TASK PROMPT: Reproduce verbatim the final portion of the material below, from the line containing "Transcribe this image's" through its last line, and nothing else.

Source data:
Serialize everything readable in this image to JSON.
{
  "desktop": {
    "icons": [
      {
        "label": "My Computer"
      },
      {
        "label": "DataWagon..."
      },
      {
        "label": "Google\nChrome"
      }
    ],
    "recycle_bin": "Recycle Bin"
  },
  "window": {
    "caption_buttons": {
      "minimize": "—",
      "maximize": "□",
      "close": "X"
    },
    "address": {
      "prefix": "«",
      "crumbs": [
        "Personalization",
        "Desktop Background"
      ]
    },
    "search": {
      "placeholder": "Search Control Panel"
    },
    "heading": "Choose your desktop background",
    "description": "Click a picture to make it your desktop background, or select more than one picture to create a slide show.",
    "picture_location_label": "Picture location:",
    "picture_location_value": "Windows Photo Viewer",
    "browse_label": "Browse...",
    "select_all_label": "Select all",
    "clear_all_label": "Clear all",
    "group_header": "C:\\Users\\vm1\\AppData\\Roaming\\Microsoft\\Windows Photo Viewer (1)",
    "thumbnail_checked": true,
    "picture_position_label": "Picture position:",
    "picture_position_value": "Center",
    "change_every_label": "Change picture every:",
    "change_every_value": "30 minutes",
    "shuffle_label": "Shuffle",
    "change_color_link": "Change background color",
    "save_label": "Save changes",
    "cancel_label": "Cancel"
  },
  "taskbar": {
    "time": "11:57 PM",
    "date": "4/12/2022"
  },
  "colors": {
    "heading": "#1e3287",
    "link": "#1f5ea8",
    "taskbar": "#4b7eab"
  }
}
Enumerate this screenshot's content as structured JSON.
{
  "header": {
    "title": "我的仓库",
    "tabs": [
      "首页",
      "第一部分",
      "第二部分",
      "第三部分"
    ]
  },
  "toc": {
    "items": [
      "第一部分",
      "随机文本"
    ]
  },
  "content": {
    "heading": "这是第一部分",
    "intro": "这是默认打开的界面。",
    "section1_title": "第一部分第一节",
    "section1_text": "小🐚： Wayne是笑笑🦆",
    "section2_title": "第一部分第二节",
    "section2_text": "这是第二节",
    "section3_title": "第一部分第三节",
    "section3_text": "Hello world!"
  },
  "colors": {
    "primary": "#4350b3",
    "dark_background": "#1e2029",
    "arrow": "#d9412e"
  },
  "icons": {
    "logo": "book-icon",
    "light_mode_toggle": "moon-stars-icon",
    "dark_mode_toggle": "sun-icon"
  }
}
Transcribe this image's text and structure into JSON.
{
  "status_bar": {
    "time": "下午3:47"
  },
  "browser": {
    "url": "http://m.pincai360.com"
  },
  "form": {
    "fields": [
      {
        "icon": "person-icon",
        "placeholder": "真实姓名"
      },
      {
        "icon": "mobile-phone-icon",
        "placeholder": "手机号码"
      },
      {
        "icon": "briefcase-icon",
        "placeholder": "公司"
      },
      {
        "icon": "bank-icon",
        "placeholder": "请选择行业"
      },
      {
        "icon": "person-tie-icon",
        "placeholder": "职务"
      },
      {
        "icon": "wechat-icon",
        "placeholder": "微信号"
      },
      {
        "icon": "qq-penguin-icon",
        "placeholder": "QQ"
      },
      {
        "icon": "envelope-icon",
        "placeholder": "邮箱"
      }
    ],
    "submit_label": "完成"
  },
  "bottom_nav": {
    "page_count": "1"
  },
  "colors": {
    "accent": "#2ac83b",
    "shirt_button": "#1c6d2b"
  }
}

FINISHED EXERCISE:
Transcribe this image's text and structure into JSON.
{
  "status_bar": {
    "time": "下午3:47"
  },
  "browser": {
    "url": "http://m.pincai360.com"
  },
  "form": {
    "fields": [
      {
        "icon": "person-icon",
        "placeholder": "真实姓名"
      },
      {
        "icon": "mobile-phone-icon",
        "placeholder": "手机号码"
      },
      {
        "icon": "briefcase-icon",
        "placeholder": "公司"
      },
      {
        "icon": "bank-icon",
        "placeholder": "请选择行业"
      },
      {
        "icon": "person-tie-icon",
        "placeholder": "职务"
      },
      {
        "icon": "wechat-icon",
        "placeholder": "微信号"
      },
      {
        "icon": "qq-penguin-icon",
        "placeholder": "QQ"
      },
      {
        "icon": "envelope-icon",
        "placeholder": "邮箱"
      }
    ],
    "submit_label": "完成"
  },
  "bottom_nav": {
    "page_count": "1"
  },
  "colors": {
    "accent": "#2ac83b",
    "shirt_button": "#1c6d2b"
  }
}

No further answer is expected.